Saved entries —
>>>>>
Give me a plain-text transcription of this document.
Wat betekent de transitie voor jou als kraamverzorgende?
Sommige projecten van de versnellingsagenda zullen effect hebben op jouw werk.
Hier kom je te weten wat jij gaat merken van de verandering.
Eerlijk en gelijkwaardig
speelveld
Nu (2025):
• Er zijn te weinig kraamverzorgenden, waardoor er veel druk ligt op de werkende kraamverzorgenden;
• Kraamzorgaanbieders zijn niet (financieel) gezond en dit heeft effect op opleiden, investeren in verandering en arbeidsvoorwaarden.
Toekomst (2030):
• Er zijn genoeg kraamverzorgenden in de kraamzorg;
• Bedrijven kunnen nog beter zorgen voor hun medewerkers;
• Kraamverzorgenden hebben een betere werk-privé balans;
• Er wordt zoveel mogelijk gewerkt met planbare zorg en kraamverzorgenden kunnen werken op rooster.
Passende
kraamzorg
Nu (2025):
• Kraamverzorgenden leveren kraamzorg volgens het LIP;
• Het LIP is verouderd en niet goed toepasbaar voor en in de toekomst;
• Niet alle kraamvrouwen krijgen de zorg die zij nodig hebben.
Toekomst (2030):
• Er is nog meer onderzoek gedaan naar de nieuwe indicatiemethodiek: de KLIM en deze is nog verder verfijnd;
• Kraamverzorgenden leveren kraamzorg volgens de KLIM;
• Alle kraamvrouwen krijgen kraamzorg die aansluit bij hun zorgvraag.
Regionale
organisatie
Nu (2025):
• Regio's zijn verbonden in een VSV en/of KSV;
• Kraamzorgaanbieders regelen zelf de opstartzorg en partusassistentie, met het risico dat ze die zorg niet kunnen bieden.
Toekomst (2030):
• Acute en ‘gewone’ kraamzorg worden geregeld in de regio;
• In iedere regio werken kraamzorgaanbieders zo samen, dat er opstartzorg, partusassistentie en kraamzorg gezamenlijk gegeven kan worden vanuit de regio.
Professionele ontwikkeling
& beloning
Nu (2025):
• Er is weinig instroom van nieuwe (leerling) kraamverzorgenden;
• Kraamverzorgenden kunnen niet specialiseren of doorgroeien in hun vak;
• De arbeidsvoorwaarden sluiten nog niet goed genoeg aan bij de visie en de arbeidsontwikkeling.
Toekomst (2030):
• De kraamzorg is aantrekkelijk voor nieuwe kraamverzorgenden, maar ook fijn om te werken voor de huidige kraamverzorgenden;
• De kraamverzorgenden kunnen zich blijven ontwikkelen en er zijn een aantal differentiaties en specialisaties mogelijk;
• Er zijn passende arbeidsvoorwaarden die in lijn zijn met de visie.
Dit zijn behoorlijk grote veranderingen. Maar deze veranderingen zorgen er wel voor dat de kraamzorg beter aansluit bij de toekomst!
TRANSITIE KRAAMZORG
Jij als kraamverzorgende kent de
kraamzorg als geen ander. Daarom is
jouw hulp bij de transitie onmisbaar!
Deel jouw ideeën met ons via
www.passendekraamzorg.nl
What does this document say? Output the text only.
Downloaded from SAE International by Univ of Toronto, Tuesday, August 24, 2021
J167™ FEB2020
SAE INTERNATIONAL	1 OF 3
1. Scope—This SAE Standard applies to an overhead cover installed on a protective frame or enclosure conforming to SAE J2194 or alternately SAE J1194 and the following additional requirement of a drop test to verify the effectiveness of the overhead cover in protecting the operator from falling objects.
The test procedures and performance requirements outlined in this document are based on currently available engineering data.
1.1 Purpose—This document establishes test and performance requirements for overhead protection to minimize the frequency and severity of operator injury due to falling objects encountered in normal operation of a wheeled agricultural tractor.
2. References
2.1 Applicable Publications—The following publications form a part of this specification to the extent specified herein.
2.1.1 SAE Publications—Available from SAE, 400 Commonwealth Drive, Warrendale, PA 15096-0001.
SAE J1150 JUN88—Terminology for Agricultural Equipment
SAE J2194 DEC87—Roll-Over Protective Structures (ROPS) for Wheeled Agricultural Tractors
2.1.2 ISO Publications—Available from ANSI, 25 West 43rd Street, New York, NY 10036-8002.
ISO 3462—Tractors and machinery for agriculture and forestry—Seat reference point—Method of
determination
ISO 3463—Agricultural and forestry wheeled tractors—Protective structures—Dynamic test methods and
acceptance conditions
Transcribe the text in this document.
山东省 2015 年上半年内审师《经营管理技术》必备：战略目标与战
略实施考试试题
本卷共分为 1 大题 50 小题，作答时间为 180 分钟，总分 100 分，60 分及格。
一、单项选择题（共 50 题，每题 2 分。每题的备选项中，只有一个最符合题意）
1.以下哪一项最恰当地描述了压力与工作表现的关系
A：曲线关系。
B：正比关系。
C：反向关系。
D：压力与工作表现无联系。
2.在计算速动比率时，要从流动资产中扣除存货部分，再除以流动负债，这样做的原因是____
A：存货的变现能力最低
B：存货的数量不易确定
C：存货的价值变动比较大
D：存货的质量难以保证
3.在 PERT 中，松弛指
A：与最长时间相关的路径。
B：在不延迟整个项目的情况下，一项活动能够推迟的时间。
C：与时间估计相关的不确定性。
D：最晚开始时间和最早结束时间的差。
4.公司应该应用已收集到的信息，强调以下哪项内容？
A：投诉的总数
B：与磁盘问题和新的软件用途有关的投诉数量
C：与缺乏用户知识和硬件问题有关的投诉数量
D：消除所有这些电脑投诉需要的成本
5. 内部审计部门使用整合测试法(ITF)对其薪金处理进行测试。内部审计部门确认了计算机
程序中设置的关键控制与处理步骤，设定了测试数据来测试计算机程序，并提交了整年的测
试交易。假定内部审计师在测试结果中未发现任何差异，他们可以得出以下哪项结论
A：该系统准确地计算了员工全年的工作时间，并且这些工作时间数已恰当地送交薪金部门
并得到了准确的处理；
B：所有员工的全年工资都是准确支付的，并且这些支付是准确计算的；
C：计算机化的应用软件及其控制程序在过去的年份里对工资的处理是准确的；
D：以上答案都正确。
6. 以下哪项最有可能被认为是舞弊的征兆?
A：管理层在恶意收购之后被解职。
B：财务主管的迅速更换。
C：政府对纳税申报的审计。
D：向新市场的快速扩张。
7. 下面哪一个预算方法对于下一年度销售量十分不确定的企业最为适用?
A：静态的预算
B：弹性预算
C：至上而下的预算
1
<<<<<
Given task —
Starting with the line that contains "Transcribe the text in this document.", write out each line through the end of the listing, exactly as it appears, and include nothing else.

Task solution —
Transcribe the text in this document.
山东省 2015 年上半年内审师《经营管理技术》必备：战略目标与战
略实施考试试题
本卷共分为 1 大题 50 小题，作答时间为 180 分钟，总分 100 分，60 分及格。
一、单项选择题（共 50 题，每题 2 分。每题的备选项中，只有一个最符合题意）
1.以下哪一项最恰当地描述了压力与工作表现的关系
A：曲线关系。
B：正比关系。
C：反向关系。
D：压力与工作表现无联系。
2.在计算速动比率时，要从流动资产中扣除存货部分，再除以流动负债，这样做的原因是____
A：存货的变现能力最低
B：存货的数量不易确定
C：存货的价值变动比较大
D：存货的质量难以保证
3.在 PERT 中，松弛指
A：与最长时间相关的路径。
B：在不延迟整个项目的情况下，一项活动能够推迟的时间。
C：与时间估计相关的不确定性。
D：最晚开始时间和最早结束时间的差。
4.公司应该应用已收集到的信息，强调以下哪项内容？
A：投诉的总数
B：与磁盘问题和新的软件用途有关的投诉数量
C：与缺乏用户知识和硬件问题有关的投诉数量
D：消除所有这些电脑投诉需要的成本
5. 内部审计部门使用整合测试法(ITF)对其薪金处理进行测试。内部审计部门确认了计算机
程序中设置的关键控制与处理步骤，设定了测试数据来测试计算机程序，并提交了整年的测
试交易。假定内部审计师在测试结果中未发现任何差异，他们可以得出以下哪项结论
A：该系统准确地计算了员工全年的工作时间，并且这些工作时间数已恰当地送交薪金部门
并得到了准确的处理；
B：所有员工的全年工资都是准确支付的，并且这些支付是准确计算的；
C：计算机化的应用软件及其控制程序在过去的年份里对工资的处理是准确的；
D：以上答案都正确。
6. 以下哪项最有可能被认为是舞弊的征兆?
A：管理层在恶意收购之后被解职。
B：财务主管的迅速更换。
C：政府对纳税申报的审计。
D：向新市场的快速扩张。
7. 下面哪一个预算方法对于下一年度销售量十分不确定的企业最为适用?
A：静态的预算
B：弹性预算
C：至上而下的预算
1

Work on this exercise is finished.